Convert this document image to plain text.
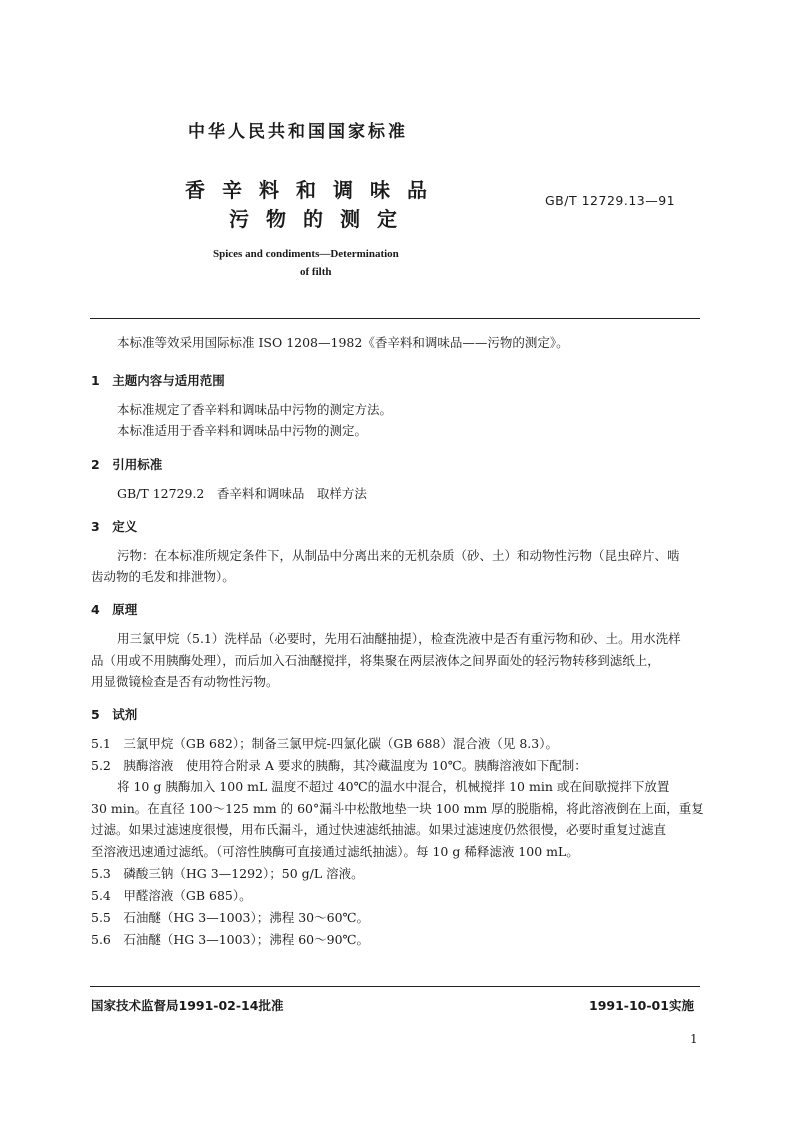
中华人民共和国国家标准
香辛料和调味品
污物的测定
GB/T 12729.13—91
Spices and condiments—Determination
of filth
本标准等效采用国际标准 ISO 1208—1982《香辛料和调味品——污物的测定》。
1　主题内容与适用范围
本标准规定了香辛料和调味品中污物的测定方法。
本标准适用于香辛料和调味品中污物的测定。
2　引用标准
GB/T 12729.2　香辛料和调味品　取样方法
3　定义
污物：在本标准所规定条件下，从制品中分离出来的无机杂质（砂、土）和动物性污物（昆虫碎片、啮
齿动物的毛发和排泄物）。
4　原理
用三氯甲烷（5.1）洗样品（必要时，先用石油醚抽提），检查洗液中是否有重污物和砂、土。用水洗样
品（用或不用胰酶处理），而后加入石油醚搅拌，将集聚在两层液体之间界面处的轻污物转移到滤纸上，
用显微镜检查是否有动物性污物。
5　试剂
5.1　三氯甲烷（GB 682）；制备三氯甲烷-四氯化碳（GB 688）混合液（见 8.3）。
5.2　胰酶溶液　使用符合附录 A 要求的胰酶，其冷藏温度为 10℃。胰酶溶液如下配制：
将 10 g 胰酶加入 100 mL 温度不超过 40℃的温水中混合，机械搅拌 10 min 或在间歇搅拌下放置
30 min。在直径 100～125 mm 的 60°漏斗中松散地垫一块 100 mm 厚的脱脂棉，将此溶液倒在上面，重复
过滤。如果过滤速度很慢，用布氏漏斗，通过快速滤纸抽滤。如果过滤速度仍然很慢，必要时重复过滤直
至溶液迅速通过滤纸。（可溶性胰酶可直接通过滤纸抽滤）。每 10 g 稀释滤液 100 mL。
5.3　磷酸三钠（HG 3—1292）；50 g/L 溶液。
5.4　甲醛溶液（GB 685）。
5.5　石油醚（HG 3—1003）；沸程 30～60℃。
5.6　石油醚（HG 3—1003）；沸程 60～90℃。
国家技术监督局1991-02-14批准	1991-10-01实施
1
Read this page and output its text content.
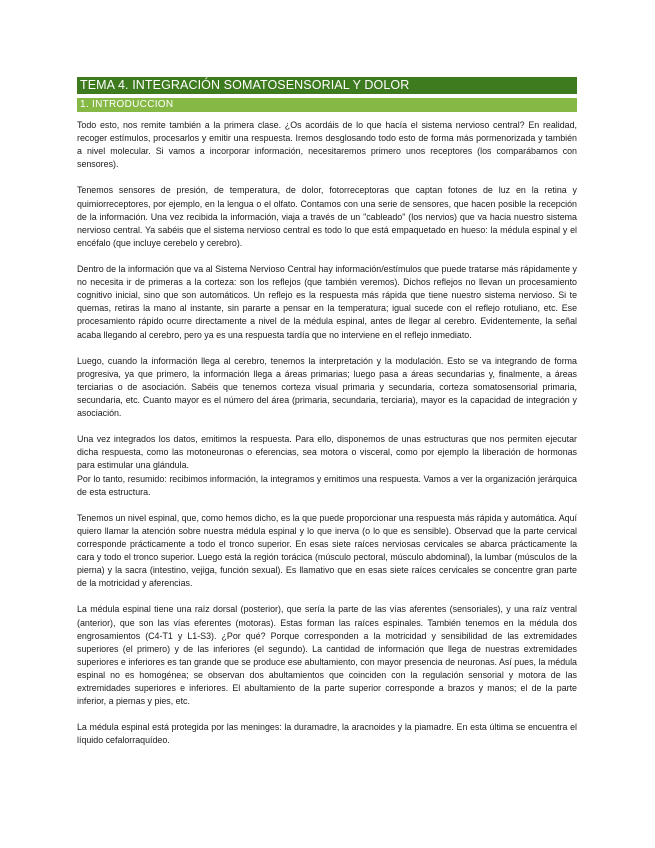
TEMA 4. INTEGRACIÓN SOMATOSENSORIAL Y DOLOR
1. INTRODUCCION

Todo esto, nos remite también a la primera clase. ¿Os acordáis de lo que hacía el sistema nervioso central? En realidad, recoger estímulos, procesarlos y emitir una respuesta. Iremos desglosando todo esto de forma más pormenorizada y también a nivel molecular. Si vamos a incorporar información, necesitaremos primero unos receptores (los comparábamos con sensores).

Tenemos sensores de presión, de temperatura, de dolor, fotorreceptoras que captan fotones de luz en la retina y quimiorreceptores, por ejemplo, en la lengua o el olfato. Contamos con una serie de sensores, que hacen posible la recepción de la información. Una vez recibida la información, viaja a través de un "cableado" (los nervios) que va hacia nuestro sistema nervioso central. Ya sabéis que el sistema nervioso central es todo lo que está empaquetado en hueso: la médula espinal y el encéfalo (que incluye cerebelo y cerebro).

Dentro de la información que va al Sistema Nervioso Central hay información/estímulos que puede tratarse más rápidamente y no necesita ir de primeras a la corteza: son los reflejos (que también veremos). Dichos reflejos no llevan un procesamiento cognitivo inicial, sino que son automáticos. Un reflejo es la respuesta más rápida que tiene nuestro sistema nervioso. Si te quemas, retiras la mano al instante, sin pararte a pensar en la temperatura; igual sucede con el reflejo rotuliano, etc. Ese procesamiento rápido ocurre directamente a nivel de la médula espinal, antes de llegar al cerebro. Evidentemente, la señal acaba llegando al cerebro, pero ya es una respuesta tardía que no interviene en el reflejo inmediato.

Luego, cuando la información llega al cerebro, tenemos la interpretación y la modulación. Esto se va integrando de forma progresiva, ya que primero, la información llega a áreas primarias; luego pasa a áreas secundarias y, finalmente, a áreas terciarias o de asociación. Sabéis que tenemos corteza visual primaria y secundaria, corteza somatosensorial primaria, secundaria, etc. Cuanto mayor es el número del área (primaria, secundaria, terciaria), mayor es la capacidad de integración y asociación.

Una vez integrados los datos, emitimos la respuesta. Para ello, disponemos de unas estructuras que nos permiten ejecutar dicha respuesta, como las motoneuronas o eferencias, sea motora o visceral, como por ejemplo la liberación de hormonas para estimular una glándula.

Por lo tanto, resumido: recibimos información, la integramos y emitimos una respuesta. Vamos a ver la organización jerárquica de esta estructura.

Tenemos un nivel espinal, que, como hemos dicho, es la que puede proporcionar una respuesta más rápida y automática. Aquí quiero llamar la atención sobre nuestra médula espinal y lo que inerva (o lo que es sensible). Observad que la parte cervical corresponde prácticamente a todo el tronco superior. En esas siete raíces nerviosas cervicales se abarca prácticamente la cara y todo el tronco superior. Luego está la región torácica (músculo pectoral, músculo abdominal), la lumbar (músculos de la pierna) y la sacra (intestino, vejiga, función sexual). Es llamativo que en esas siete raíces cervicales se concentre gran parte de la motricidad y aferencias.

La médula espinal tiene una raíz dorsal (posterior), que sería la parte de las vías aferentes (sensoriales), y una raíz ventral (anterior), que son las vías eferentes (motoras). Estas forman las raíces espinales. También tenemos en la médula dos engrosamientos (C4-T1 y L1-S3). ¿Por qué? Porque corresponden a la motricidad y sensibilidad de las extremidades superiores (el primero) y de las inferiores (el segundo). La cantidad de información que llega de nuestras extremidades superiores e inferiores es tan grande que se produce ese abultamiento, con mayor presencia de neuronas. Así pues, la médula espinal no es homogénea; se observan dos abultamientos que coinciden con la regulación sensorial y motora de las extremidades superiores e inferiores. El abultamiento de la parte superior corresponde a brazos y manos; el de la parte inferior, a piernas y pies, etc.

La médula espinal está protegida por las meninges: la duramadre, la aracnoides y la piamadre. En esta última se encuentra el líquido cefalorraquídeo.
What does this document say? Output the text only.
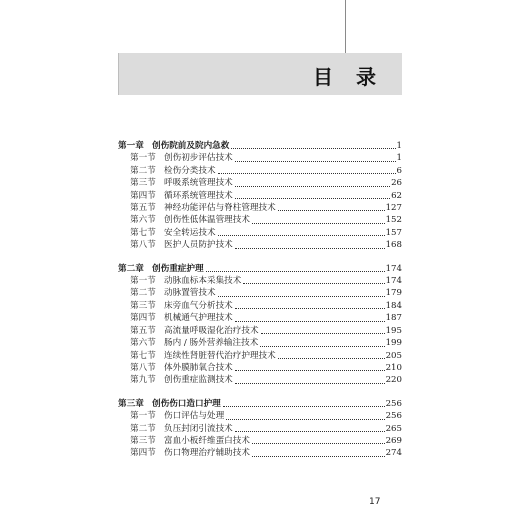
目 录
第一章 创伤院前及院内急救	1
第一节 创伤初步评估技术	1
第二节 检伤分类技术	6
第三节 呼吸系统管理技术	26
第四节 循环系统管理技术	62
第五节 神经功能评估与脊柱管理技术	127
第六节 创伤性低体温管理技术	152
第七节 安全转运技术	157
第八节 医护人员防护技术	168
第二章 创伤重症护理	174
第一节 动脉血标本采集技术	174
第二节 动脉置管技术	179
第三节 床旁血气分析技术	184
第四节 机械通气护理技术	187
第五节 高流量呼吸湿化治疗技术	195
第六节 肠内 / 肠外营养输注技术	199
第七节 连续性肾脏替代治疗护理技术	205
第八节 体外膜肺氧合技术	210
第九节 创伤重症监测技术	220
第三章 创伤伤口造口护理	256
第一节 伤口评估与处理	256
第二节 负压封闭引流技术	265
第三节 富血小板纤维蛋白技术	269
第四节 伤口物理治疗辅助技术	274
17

= = = =

• [Objective]
Extract the full listing above verbatim; pictures are to be left out of the copy.

• [Result]
Convert this document image to plain text.
中华人民共和国国家标准
香辛料和调味品
污物的测定
GB/T 12729.13—91
Spices and condiments—Determination
of filth
本标准等效采用国际标准 ISO 1208—1982《香辛料和调味品——污物的测定》。
1　主题内容与适用范围
本标准规定了香辛料和调味品中污物的测定方法。
本标准适用于香辛料和调味品中污物的测定。
2　引用标准
GB/T 12729.2　香辛料和调味品　取样方法
3　定义
污物：在本标准所规定条件下，从制品中分离出来的无机杂质（砂、土）和动物性污物（昆虫碎片、啮
齿动物的毛发和排泄物）。
4　原理
用三氯甲烷（5.1）洗样品（必要时，先用石油醚抽提），检查洗液中是否有重污物和砂、土。用水洗样
品（用或不用胰酶处理），而后加入石油醚搅拌，将集聚在两层液体之间界面处的轻污物转移到滤纸上，
用显微镜检查是否有动物性污物。
5　试剂
5.1　三氯甲烷（GB 682）；制备三氯甲烷-四氯化碳（GB 688）混合液（见 8.3）。
5.2　胰酶溶液　使用符合附录 A 要求的胰酶，其冷藏温度为 10℃。胰酶溶液如下配制：
将 10 g 胰酶加入 100 mL 温度不超过 40℃的温水中混合，机械搅拌 10 min 或在间歇搅拌下放置
30 min。在直径 100～125 mm 的 60°漏斗中松散地垫一块 100 mm 厚的脱脂棉，将此溶液倒在上面，重复
过滤。如果过滤速度很慢，用布氏漏斗，通过快速滤纸抽滤。如果过滤速度仍然很慢，必要时重复过滤直
至溶液迅速通过滤纸。（可溶性胰酶可直接通过滤纸抽滤）。每 10 g 稀释滤液 100 mL。
5.3　磷酸三钠（HG 3—1292）；50 g/L 溶液。
5.4　甲醛溶液（GB 685）。
5.5　石油醚（HG 3—1003）；沸程 30～60℃。
5.6　石油醚（HG 3—1003）；沸程 60～90℃。
国家技术监督局1991-02-14批准	1991-10-01实施
1
Read this page and output its text content.
TEMA 4. INTEGRACIÓN SOMATOSENSORIAL Y DOLOR
1. INTRODUCCION

Todo esto, nos remite también a la primera clase. ¿Os acordáis de lo que hacía el sistema nervioso central? En realidad, recoger estímulos, procesarlos y emitir una respuesta. Iremos desglosando todo esto de forma más pormenorizada y también a nivel molecular. Si vamos a incorporar información, necesitaremos primero unos receptores (los comparábamos con sensores).

Tenemos sensores de presión, de temperatura, de dolor, fotorreceptoras que captan fotones de luz en la retina y quimiorreceptores, por ejemplo, en la lengua o el olfato. Contamos con una serie de sensores, que hacen posible la recepción de la información. Una vez recibida la información, viaja a través de un "cableado" (los nervios) que va hacia nuestro sistema nervioso central. Ya sabéis que el sistema nervioso central es todo lo que está empaquetado en hueso: la médula espinal y el encéfalo (que incluye cerebelo y cerebro).

Dentro de la información que va al Sistema Nervioso Central hay información/estímulos que puede tratarse más rápidamente y no necesita ir de primeras a la corteza: son los reflejos (que también veremos). Dichos reflejos no llevan un procesamiento cognitivo inicial, sino que son automáticos. Un reflejo es la respuesta más rápida que tiene nuestro sistema nervioso. Si te quemas, retiras la mano al instante, sin pararte a pensar en la temperatura; igual sucede con el reflejo rotuliano, etc. Ese procesamiento rápido ocurre directamente a nivel de la médula espinal, antes de llegar al cerebro. Evidentemente, la señal acaba llegando al cerebro, pero ya es una respuesta tardía que no interviene en el reflejo inmediato.

Luego, cuando la información llega al cerebro, tenemos la interpretación y la modulación. Esto se va integrando de forma progresiva, ya que primero, la información llega a áreas primarias; luego pasa a áreas secundarias y, finalmente, a áreas terciarias o de asociación. Sabéis que tenemos corteza visual primaria y secundaria, corteza somatosensorial primaria, secundaria, etc. Cuanto mayor es el número del área (primaria, secundaria, terciaria), mayor es la capacidad de integración y asociación.

Una vez integrados los datos, emitimos la respuesta. Para ello, disponemos de unas estructuras que nos permiten ejecutar dicha respuesta, como las motoneuronas o eferencias, sea motora o visceral, como por ejemplo la liberación de hormonas para estimular una glándula.

Por lo tanto, resumido: recibimos información, la integramos y emitimos una respuesta. Vamos a ver la organización jerárquica de esta estructura.

Tenemos un nivel espinal, que, como hemos dicho, es la que puede proporcionar una respuesta más rápida y automática. Aquí quiero llamar la atención sobre nuestra médula espinal y lo que inerva (o lo que es sensible). Observad que la parte cervical corresponde prácticamente a todo el tronco superior. En esas siete raíces nerviosas cervicales se abarca prácticamente la cara y todo el tronco superior. Luego está la región torácica (músculo pectoral, músculo abdominal), la lumbar (músculos de la pierna) y la sacra (intestino, vejiga, función sexual). Es llamativo que en esas siete raíces cervicales se concentre gran parte de la motricidad y aferencias.

La médula espinal tiene una raíz dorsal (posterior), que sería la parte de las vías aferentes (sensoriales), y una raíz ventral (anterior), que son las vías eferentes (motoras). Estas forman las raíces espinales. También tenemos en la médula dos engrosamientos (C4-T1 y L1-S3). ¿Por qué? Porque corresponden a la motricidad y sensibilidad de las extremidades superiores (el primero) y de las inferiores (el segundo). La cantidad de información que llega de nuestras extremidades superiores e inferiores es tan grande que se produce ese abultamiento, con mayor presencia de neuronas. Así pues, la médula espinal no es homogénea; se observan dos abultamientos que coinciden con la regulación sensorial y motora de las extremidades superiores e inferiores. El abultamiento de la parte superior corresponde a brazos y manos; el de la parte inferior, a piernas y pies, etc.

La médula espinal está protegida por las meninges: la duramadre, la aracnoides y la piamadre. En esta última se encuentra el líquido cefalorraquídeo.
What does this document say? Output the text only.
目 录
第一章 创伤院前及院内急救	1
第一节 创伤初步评估技术	1
第二节 检伤分类技术	6
第三节 呼吸系统管理技术	26
第四节 循环系统管理技术	62
第五节 神经功能评估与脊柱管理技术	127
第六节 创伤性低体温管理技术	152
第七节 安全转运技术	157
第八节 医护人员防护技术	168
第二章 创伤重症护理	174
第一节 动脉血标本采集技术	174
第二节 动脉置管技术	179
第三节 床旁血气分析技术	184
第四节 机械通气护理技术	187
第五节 高流量呼吸湿化治疗技术	195
第六节 肠内 / 肠外营养输注技术	199
第七节 连续性肾脏替代治疗护理技术	205
第八节 体外膜肺氧合技术	210
第九节 创伤重症监测技术	220
第三章 创伤伤口造口护理	256
第一节 伤口评估与处理	256
第二节 负压封闭引流技术	265
第三节 富血小板纤维蛋白技术	269
第四节 伤口物理治疗辅助技术	274
17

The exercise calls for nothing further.